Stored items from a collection
══════════════════════════════
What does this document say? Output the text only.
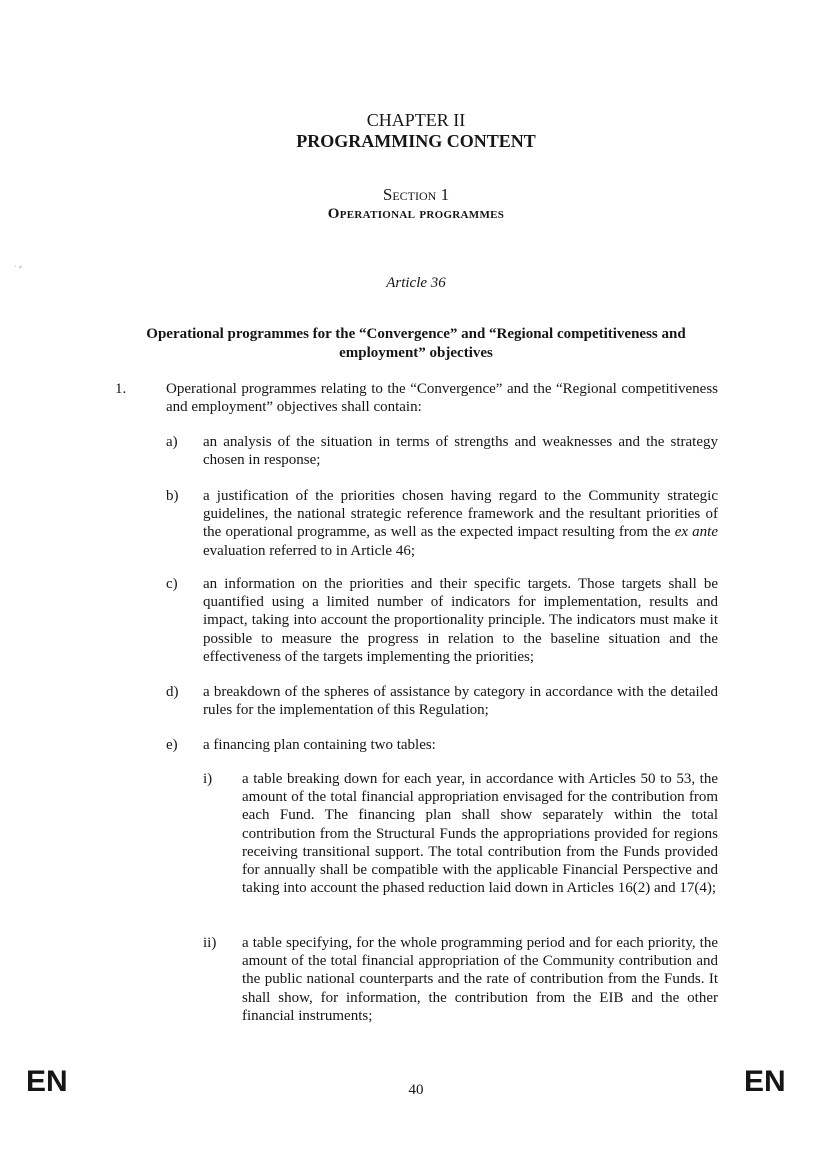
· ⸗
CHAPTER II
PROGRAMMING CONTENT
Section 1
Operational programmes
Article 36
Operational programmes for the “Convergence” and “Regional competitiveness and employment” objectives
1.	Operational programmes relating to the “Convergence” and the “Regional competitiveness and employment” objectives shall contain:
a) an analysis of the situation in terms of strengths and weaknesses and the strategy chosen in response;
b) a justification of the priorities chosen having regard to the Community strategic guidelines, the national strategic reference framework and the resultant priorities of the operational programme, as well as the expected impact resulting from the ex ante evaluation referred to in Article 46;
c) an information on the priorities and their specific targets. Those targets shall be quantified using a limited number of indicators for implementation, results and impact, taking into account the proportionality principle. The indicators must make it possible to measure the progress in relation to the baseline situation and the effectiveness of the targets implementing the priorities;
d) a breakdown of the spheres of assistance by category in accordance with the detailed rules for the implementation of this Regulation;
e) a financing plan containing two tables:
i) a table breaking down for each year, in accordance with Articles 50 to 53, the amount of the total financial appropriation envisaged for the contribution from each Fund. The financing plan shall show separately within the total contribution from the Structural Funds the appropriations provided for regions receiving transitional support. The total contribution from the Funds provided for annually shall be compatible with the applicable Financial Perspective and taking into account the phased reduction laid down in Articles 16(2) and 17(4);
ii) a table specifying, for the whole programming period and for each priority, the amount of the total financial appropriation of the Community contribution and the public national counterparts and the rate of contribution from the Funds. It shall show, for information, the contribution from the EIB and the other financial instruments;
EN	40	EN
══════════════════════════════
Show each line holding the word "into".

FULL ANSWER:
c) an information on the priorities and their specific targets. Those targets shall be quantified using a limited number of indicators for implementation, results and impact, taking into account the proportionality principle. The indicators must make it possible to measure the progress in relation to the baseline situation and the effectiveness of the targets implementing the priorities;
i) a table breaking down for each year, in accordance with Articles 50 to 53, the amount of the total financial appropriation envisaged for the contribution from each Fund. The financing plan shall show separately within the total contribution from the Structural Funds the appropriations provided for regions receiving transitional support. The total contribution from the Funds provided for annually shall be compatible with the applicable Financial Perspective and taking into account the phased reduction laid down in Articles 16(2) and 17(4);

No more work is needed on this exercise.